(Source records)
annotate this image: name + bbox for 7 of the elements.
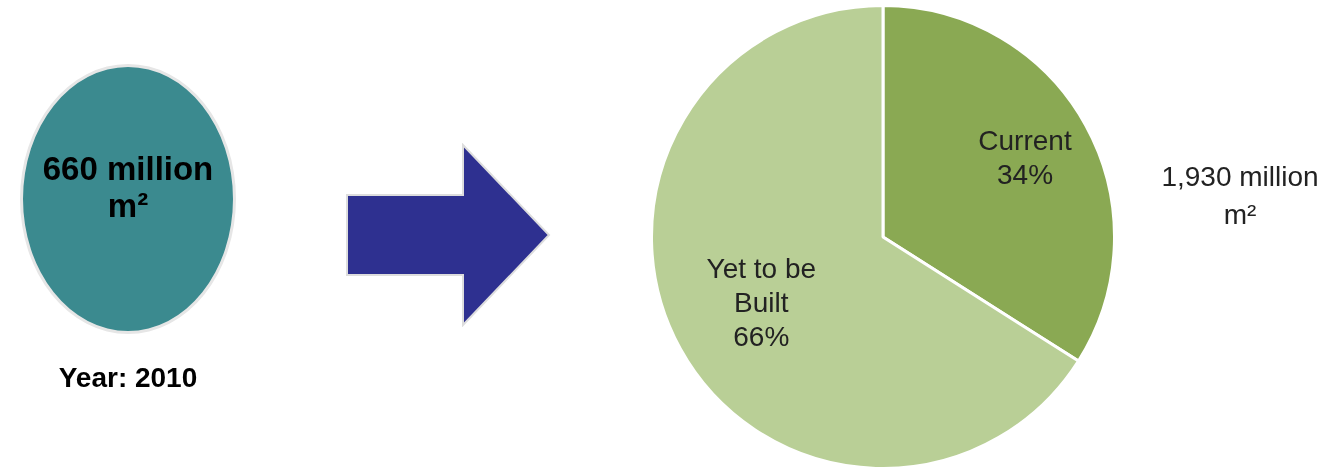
data-label: 66%: [733, 320, 790, 352]
data-label: 34%: [996, 158, 1054, 190]
text: Year: 2010: [57, 362, 199, 394]
slice-label: Yet to be Built: [706, 252, 817, 318]
text: 660 million m²: [41, 150, 215, 224]
slice-label: Current: [978, 124, 1072, 156]
text: 1,930 million m²: [1160, 160, 1320, 232]
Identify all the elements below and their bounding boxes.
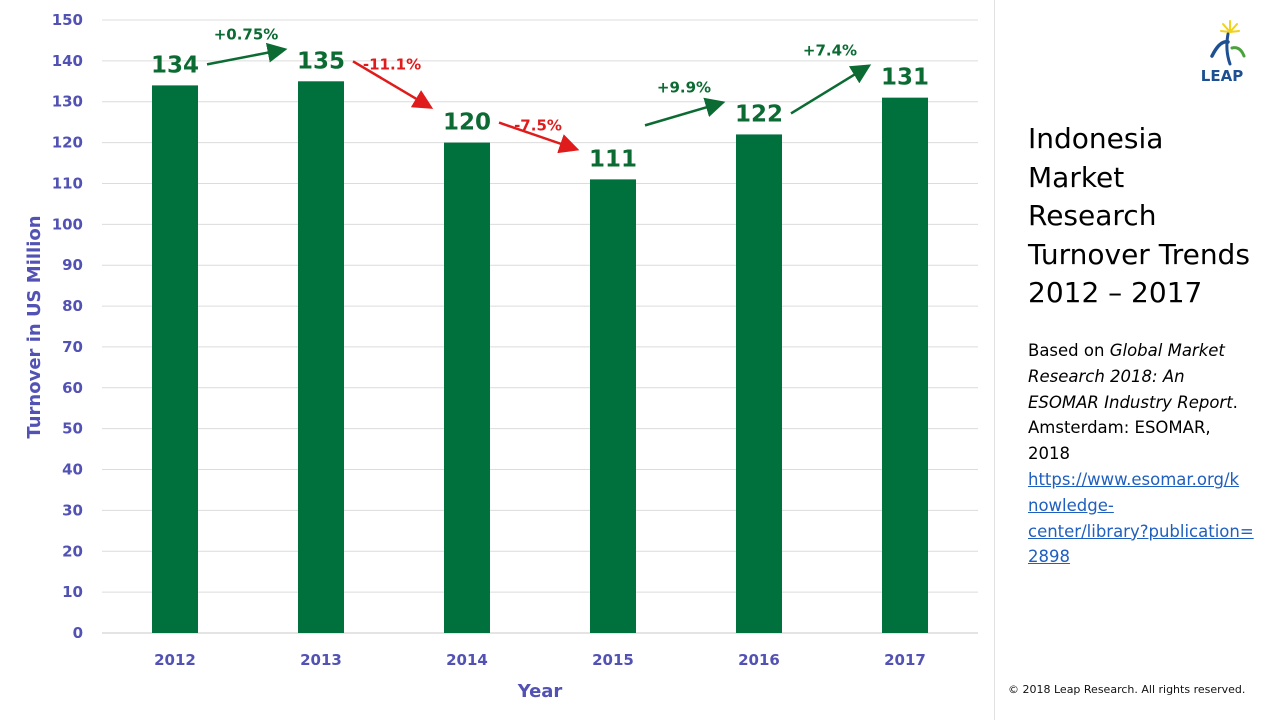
slide-title: Indonesia Market Research Turnover Trend…: [1028, 120, 1278, 313]
source-place: Amsterdam: ESOMAR,: [1028, 418, 1211, 438]
x-axis-title: Year: [517, 681, 563, 702]
y-tick-label: 80: [62, 297, 83, 315]
change-arrow: [790, 64, 872, 115]
change-label: +7.4%: [803, 42, 857, 60]
source-prefix: Based on: [1028, 341, 1105, 360]
y-tick-label: 30: [62, 501, 83, 519]
change-label: +9.9%: [657, 78, 711, 96]
source-punct: .: [1232, 392, 1238, 412]
bar-chart: 0 10 20 30 40 50 60 70 80 90 100 110 120 130 140 150 20…: [24, 11, 978, 702]
bar: [590, 179, 636, 633]
data-label: 135: [297, 48, 345, 74]
x-tick-label: 2012: [154, 651, 196, 669]
change-label: -11.1%: [363, 55, 421, 73]
y-tick-label: 90: [62, 256, 83, 274]
y-axis-ticks: 0 10 20 30 40 50 60 70 80 90 100 110 120 130 140 150: [52, 11, 83, 642]
data-label: 111: [589, 146, 637, 172]
data-label: 120: [443, 110, 491, 136]
x-tick-label: 2017: [884, 651, 926, 669]
y-tick-label: 50: [62, 420, 83, 438]
y-tick-label: 120: [52, 134, 83, 152]
change-arrow: [352, 60, 434, 109]
change-arrow: [206, 42, 288, 66]
title-line: 2012 – 2017: [1028, 276, 1203, 309]
source-line-1: Based on Global Market: [1028, 338, 1273, 364]
y-tick-label: 150: [52, 11, 83, 29]
title-line: Turnover Trends: [1028, 237, 1250, 271]
bar: [444, 142, 490, 633]
title-line: Market: [1028, 160, 1125, 194]
change-label: +0.75%: [214, 25, 279, 43]
change-arrow: [498, 121, 580, 154]
source-link[interactable]: 2898: [1028, 547, 1070, 567]
change-arrows: +0.75% -11.1% -7.5% +9.9% +7.4%: [206, 25, 872, 154]
source-citation: Based on Global Market Research 2018: An…: [1028, 338, 1273, 570]
y-tick-label: 0: [73, 624, 83, 642]
y-tick-label: 20: [62, 542, 83, 560]
source-link[interactable]: nowledge-: [1028, 495, 1114, 515]
bar: [736, 134, 782, 633]
leap-logo: LEAP: [1190, 18, 1254, 88]
source-year: 2018: [1028, 444, 1070, 464]
source-title: ESOMAR Industry Report: [1028, 392, 1233, 412]
x-tick-label: 2016: [738, 651, 780, 669]
y-tick-label: 130: [52, 93, 83, 111]
y-tick-label: 140: [52, 52, 83, 70]
title-line: Research: [1028, 199, 1157, 232]
gridlines: [102, 19, 978, 634]
x-tick-label: 2013: [300, 651, 342, 669]
data-label: 134: [151, 52, 199, 78]
leap-logo-icon: [1210, 20, 1246, 66]
data-label: 131: [881, 65, 929, 91]
bar: [298, 81, 344, 634]
data-label: 122: [735, 101, 783, 127]
source-link[interactable]: center/library?publication=: [1028, 521, 1254, 541]
y-tick-label: 40: [62, 461, 83, 479]
data-labels: 134 135 120 111 122 131: [151, 48, 929, 172]
title-line: Indonesia: [1028, 122, 1164, 155]
y-axis-title: Turnover in US Million: [24, 215, 45, 438]
source-link[interactable]: https://www.esomar.org/k: [1028, 469, 1240, 489]
y-tick-label: 70: [62, 338, 83, 356]
bar: [152, 85, 198, 634]
x-axis-ticks: 2012 2013 2014 2015 2016 2017: [154, 651, 926, 669]
y-tick-label: 110: [52, 174, 83, 192]
change-label: -7.5%: [514, 117, 562, 135]
x-tick-label: 2014: [446, 651, 488, 669]
change-arrow: [644, 97, 726, 127]
y-tick-label: 10: [62, 583, 83, 601]
copyright-notice: © 2018 Leap Research. All rights reserve…: [1008, 683, 1246, 696]
source-line-3: ESOMAR Industry Report.: [1028, 390, 1273, 416]
logo-text: LEAP: [1200, 67, 1244, 85]
y-tick-label: 60: [62, 379, 83, 397]
y-tick-label: 100: [52, 215, 83, 233]
source-title: Global Market: [1109, 341, 1225, 360]
bar: [882, 97, 928, 633]
source-title: Research 2018: An: [1028, 366, 1185, 386]
divider: [994, 0, 995, 720]
x-tick-label: 2015: [592, 651, 634, 669]
bars: [152, 81, 928, 634]
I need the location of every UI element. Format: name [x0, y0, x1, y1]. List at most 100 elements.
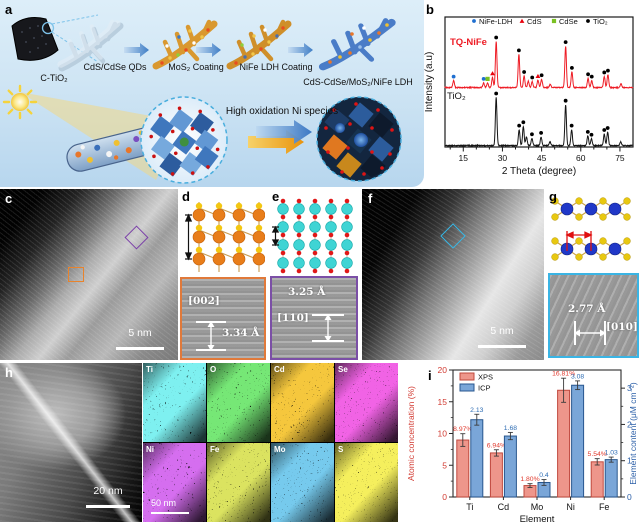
svg-text:Element content (μM cm⁻²): Element content (μM cm⁻²) [628, 382, 638, 485]
mos2-hrtem-inset: 2.77 Å [010] [548, 273, 639, 358]
maps-scale-bar [151, 512, 189, 514]
svg-text:8.97%: 8.97% [453, 426, 472, 433]
svg-text:1: 1 [627, 456, 632, 466]
svg-text:30: 30 [498, 153, 508, 163]
svg-text:15: 15 [438, 397, 448, 407]
map-shading [335, 443, 398, 522]
svg-text:20: 20 [438, 365, 448, 375]
composition-bar-plot: 0 5 10 15 20 0 1 2 3 Atomic concentration (%) Elem… [406, 365, 638, 523]
svg-text:Ti: Ti [466, 502, 473, 512]
cds-crystal-structure [184, 202, 265, 272]
map-tile-ni: Ni 50 nm [143, 443, 206, 522]
label-c-tio2: C-TiO₂ [40, 73, 68, 83]
d-spacing-arrow-icon [271, 225, 280, 247]
panel-label-d: d [182, 189, 190, 204]
svg-text:XPS: XPS [478, 373, 493, 382]
panel-f-tem-image: f 5 nm [362, 189, 544, 360]
svg-text:45: 45 [537, 153, 547, 163]
d-spacing-arrow-icon [184, 213, 193, 261]
plane-label: [010] [606, 321, 638, 333]
scale-bar [86, 505, 130, 508]
map-shading [335, 363, 398, 442]
cds-region-marker [68, 267, 84, 282]
map-tile-o: O [207, 363, 270, 442]
svg-text:TiO₂: TiO₂ [593, 17, 608, 26]
panel-label-a: a [5, 2, 13, 17]
svg-text:Ni: Ni [566, 502, 575, 512]
svg-text:ICP: ICP [478, 384, 491, 393]
spacing-value: 3.34 Å [222, 327, 260, 339]
map-shading [207, 363, 270, 442]
spacing-value: 2.77 Å [568, 303, 606, 315]
svg-text:Atomic concentration (%): Atomic concentration (%) [406, 386, 416, 481]
svg-text:5: 5 [442, 460, 447, 470]
map-tile-cd: Cd [271, 363, 334, 442]
qd-decorated-branch [150, 12, 224, 72]
mos2-region-marker [440, 223, 466, 249]
label-cds-cdse-qds: CdS/CdSe QDs [83, 62, 147, 72]
map-element-label: Fe [210, 445, 220, 454]
map-element-label: O [210, 365, 217, 374]
tio2-region-marker [124, 225, 149, 250]
map-shading [143, 363, 206, 442]
svg-text:1.03: 1.03 [605, 450, 618, 457]
map-element-label: Ti [146, 365, 153, 374]
map-tile-mo: Mo [271, 443, 334, 522]
map-element-label: Mo [274, 445, 286, 454]
magnifier-icon [41, 21, 55, 35]
svg-text:CdSe: CdSe [559, 17, 578, 26]
maps-scale-bar-label: 50 nm [151, 498, 177, 508]
map-element-label: Se [338, 365, 348, 374]
tio2-crystal-structure [271, 198, 353, 274]
svg-text:Cd: Cd [498, 502, 510, 512]
map-element-label: Cd [274, 365, 285, 374]
label-final-product: CdS-CdSe/MoS₂/NiFe LDH [303, 77, 413, 87]
svg-text:0: 0 [627, 492, 632, 502]
carbon-cloth-illustration [11, 14, 99, 63]
elemental-maps-grid: Ti O Cd Se Ni 50 nm Fe Mo S [143, 363, 398, 522]
svg-text:3.08: 3.08 [571, 373, 584, 380]
sun-icon [2, 84, 38, 120]
plane-label: [110] [277, 312, 309, 324]
svg-text:TQ-NiFe: TQ-NiFe [450, 37, 487, 48]
panel-i-bar-chart: i 0 5 10 15 20 0 1 2 3 Atomic concentration (%) El… [400, 360, 640, 523]
map-element-label: Ni [146, 445, 154, 454]
ldh-crystal-zoom-circle [140, 96, 228, 184]
panel-label-e: e [272, 189, 280, 204]
spacing-arrow-icon [324, 314, 332, 342]
panel-label-f: f [368, 191, 373, 206]
svg-text:Mo: Mo [531, 502, 544, 512]
map-tile-s: S [335, 443, 398, 522]
annotation-high-oxidation: High oxidation Ni species [225, 106, 339, 117]
svg-text:60: 60 [576, 153, 586, 163]
light-beam [20, 92, 184, 180]
svg-text:Element: Element [520, 514, 555, 523]
svg-text:1.80%: 1.80% [520, 476, 539, 483]
map-tile-ti: Ti [143, 363, 206, 442]
scale-bar [478, 345, 526, 348]
step-arrow-2-icon [196, 43, 221, 57]
svg-text:10: 10 [438, 429, 448, 439]
svg-text:75: 75 [615, 153, 625, 163]
scale-bar [116, 347, 164, 350]
map-shading [143, 443, 206, 522]
panel-label-i: i [428, 368, 432, 383]
xrd-plot: 15 30 45 60 75 2 Theta (degree) Intensity (a.u… [424, 16, 634, 177]
spacing-arrow-icon [207, 321, 215, 351]
a-spacing-arrow-icon [565, 231, 593, 251]
svg-text:CdS: CdS [527, 17, 542, 26]
step-arrow-3-icon [288, 43, 313, 57]
scale-bar-label: 5 nm [490, 325, 514, 337]
nife-ldh-coated-branch [316, 10, 404, 74]
svg-text:2: 2 [627, 419, 632, 429]
spacing-value: 3.25 Å [288, 286, 326, 298]
panel-a-synthesis-schematic: a C-TiO₂ [0, 0, 424, 187]
svg-text:16.81%: 16.81% [552, 371, 575, 378]
svg-text:2 Theta (degree): 2 Theta (degree) [502, 166, 576, 177]
transformation-arrow-icon [248, 120, 312, 154]
svg-text:15: 15 [459, 153, 469, 163]
map-tile-se: Se [335, 363, 398, 442]
tio2-hrtem-inset: 3.25 Å [110] [270, 276, 358, 360]
scale-bar-label: 5 nm [128, 327, 152, 339]
panel-label-c: c [5, 191, 13, 206]
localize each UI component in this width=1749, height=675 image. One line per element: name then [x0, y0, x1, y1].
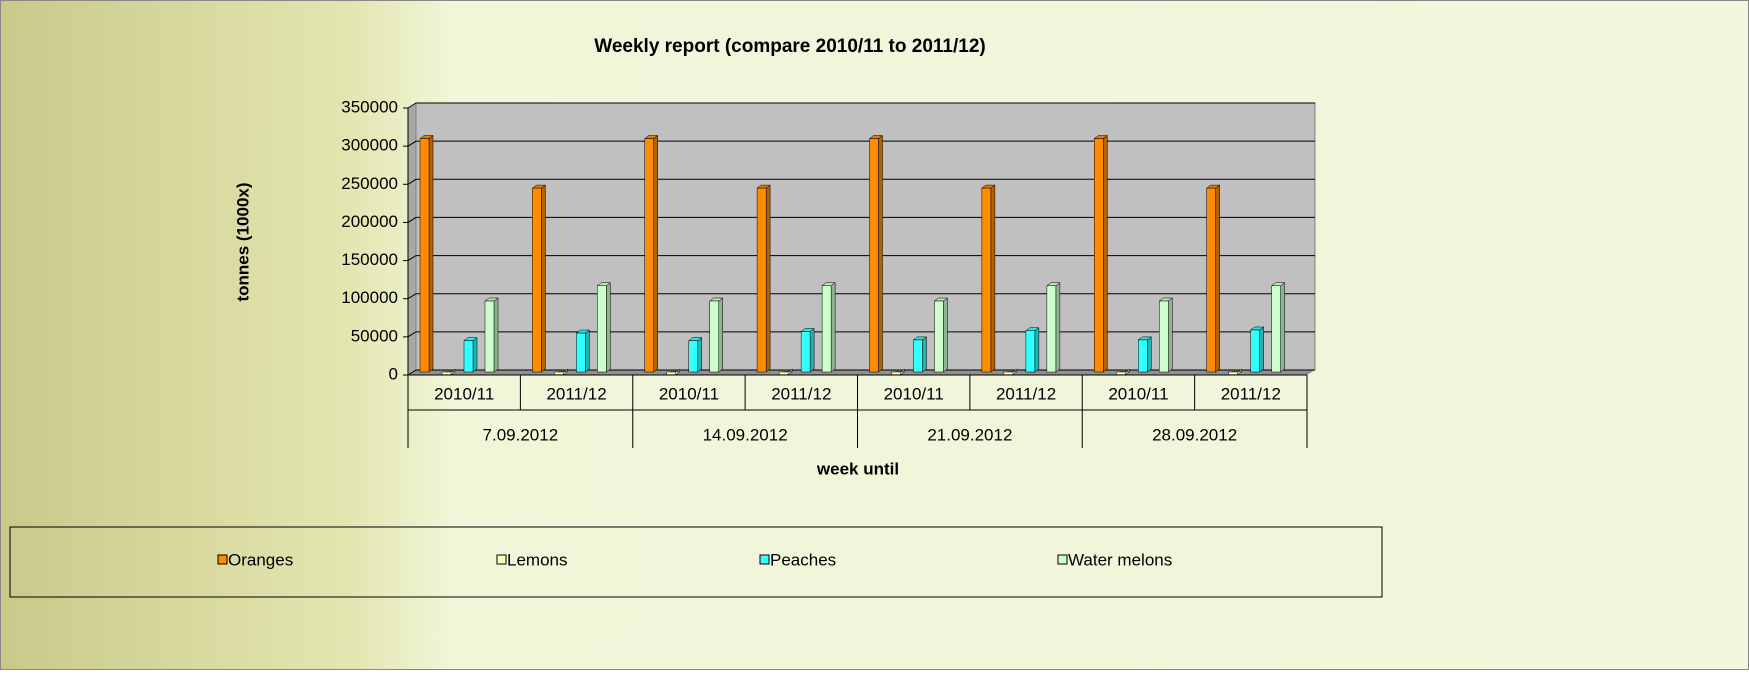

§ **TASK GOAL**:
Format the rows, starting at the beginning of the source records and ending at the line that contains "Identify all the", as a Markdown table with the columns No. and Line. Skip any blank lines and leave out the pictures.

§ **SOLUTION FOR THIS PROBLEM**:
| No. | Line |
|---|---|
| 1 | annotate this image: name + bbox for 7 of the elements. |
| 2 | data-label: 66%: [733, 320, 790, 352] |
| 3 | data-label: 34%: [996, 158, 1054, 190] |
| 4 | text: Year: 2010: [57, 362, 199, 394] |
| 5 | slice-label: Yet to be Built: [706, 252, 817, 318] |
| 6 | text: 660 million m²: [41, 150, 215, 224] |
| 7 | slice-label: Current: [978, 124, 1072, 156] |
| 8 | text: 1,930 million m²: [1160, 160, 1320, 232] |
| 9 | Identify all the elements below and their bounding boxes. |